------ Records for the task ------

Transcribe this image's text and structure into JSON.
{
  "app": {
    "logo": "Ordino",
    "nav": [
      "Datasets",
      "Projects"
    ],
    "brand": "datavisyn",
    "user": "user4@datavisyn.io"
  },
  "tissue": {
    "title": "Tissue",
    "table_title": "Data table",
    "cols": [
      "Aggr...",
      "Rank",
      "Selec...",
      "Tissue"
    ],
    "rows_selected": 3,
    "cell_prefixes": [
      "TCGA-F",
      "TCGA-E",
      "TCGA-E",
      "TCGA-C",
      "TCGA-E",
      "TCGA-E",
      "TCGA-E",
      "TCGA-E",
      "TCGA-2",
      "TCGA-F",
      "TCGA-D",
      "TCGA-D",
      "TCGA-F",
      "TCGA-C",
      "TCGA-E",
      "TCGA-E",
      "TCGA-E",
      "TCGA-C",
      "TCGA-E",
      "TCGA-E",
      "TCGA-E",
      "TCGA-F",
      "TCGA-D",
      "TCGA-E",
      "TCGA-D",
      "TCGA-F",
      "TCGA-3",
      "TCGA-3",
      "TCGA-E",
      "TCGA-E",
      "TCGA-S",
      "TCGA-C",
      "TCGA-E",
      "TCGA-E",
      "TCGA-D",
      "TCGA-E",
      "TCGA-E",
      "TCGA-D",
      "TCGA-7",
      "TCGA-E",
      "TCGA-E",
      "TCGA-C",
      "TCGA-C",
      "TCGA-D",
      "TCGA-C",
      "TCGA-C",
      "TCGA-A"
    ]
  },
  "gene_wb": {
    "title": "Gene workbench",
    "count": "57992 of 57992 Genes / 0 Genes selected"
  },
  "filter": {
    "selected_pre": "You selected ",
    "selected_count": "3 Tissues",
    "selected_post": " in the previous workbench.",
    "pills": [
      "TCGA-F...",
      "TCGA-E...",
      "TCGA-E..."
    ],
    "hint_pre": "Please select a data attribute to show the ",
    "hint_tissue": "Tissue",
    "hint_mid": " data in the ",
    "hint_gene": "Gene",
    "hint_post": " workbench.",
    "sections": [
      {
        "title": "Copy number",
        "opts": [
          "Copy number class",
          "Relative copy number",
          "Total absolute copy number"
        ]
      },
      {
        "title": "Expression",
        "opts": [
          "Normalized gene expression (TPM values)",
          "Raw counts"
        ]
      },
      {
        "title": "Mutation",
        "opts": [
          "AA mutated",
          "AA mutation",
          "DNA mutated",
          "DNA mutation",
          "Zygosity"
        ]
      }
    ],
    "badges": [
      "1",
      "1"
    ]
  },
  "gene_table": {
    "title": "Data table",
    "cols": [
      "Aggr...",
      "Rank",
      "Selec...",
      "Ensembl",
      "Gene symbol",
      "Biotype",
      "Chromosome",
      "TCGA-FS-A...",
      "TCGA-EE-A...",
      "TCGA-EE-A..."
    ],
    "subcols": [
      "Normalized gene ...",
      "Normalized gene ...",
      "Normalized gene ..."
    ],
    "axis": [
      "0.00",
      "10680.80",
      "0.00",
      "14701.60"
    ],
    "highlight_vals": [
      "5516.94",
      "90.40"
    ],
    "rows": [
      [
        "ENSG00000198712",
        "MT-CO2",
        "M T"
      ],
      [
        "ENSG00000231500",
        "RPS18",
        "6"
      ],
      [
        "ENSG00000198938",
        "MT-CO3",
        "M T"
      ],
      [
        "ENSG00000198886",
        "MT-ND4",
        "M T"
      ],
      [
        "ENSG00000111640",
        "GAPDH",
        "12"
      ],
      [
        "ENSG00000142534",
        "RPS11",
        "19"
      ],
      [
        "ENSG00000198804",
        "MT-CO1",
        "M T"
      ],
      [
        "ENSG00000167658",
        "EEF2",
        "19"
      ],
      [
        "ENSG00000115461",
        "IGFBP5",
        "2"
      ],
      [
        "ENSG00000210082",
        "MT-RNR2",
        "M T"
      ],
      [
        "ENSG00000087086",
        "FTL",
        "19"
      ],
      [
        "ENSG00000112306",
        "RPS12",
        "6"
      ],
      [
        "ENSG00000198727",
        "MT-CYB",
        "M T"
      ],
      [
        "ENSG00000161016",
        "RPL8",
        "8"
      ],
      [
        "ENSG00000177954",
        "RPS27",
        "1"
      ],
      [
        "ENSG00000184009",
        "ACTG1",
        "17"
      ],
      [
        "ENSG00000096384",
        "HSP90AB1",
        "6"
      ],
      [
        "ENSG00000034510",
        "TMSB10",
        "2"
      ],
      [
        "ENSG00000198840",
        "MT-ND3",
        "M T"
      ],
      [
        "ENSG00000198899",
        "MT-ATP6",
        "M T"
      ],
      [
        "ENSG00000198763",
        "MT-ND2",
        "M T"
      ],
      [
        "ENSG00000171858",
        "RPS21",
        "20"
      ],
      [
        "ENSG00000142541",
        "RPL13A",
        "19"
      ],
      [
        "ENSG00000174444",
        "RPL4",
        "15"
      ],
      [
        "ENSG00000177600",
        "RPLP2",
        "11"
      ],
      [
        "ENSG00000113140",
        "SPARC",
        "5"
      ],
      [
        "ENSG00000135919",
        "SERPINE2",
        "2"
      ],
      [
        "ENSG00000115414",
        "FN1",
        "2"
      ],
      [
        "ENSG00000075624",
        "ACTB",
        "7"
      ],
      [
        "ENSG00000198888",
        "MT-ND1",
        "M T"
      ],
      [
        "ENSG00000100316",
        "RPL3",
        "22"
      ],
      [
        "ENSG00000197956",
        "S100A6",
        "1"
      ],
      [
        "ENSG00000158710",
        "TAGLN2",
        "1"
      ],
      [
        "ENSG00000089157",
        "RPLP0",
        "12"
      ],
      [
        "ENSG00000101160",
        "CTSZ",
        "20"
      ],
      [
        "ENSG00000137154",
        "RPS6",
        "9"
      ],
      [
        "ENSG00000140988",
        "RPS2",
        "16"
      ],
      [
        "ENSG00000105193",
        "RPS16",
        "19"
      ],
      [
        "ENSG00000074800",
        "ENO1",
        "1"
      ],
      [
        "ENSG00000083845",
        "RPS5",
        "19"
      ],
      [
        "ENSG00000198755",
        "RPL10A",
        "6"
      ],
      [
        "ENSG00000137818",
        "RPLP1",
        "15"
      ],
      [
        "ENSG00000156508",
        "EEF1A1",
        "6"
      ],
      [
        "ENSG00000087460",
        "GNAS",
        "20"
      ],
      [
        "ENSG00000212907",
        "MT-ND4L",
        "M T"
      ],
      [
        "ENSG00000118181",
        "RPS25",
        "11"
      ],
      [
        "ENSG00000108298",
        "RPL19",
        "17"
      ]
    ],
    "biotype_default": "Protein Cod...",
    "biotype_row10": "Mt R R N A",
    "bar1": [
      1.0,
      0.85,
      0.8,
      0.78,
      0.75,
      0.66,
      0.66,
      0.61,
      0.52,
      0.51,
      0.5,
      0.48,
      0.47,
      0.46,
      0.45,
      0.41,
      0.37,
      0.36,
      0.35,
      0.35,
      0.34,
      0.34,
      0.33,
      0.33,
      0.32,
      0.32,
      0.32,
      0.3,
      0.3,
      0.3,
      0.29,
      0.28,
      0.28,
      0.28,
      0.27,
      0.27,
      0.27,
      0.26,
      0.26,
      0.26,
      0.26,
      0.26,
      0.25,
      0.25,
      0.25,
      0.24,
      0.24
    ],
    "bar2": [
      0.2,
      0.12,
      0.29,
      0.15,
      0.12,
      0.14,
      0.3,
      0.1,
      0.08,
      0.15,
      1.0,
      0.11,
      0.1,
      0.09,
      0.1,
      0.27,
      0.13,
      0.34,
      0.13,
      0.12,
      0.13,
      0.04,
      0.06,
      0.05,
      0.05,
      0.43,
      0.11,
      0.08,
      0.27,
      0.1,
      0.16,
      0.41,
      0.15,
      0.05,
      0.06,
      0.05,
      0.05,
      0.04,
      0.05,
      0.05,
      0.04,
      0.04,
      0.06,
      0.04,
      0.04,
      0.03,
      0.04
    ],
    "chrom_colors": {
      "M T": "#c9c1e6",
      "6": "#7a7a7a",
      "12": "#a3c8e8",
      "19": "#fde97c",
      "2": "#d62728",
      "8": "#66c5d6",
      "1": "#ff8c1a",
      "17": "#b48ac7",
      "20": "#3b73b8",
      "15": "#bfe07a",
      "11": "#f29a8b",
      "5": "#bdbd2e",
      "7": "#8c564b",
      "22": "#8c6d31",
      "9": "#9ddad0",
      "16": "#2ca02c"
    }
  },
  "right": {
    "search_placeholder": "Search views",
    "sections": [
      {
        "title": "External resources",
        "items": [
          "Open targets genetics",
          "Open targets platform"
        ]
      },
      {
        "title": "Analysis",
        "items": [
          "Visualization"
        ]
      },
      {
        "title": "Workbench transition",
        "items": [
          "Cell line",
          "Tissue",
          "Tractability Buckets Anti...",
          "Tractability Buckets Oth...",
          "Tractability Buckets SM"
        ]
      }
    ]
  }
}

------

- Your instructions:
Say how many lines of the listing above include the word "Normalized", giving the number alone.

- Response below:
4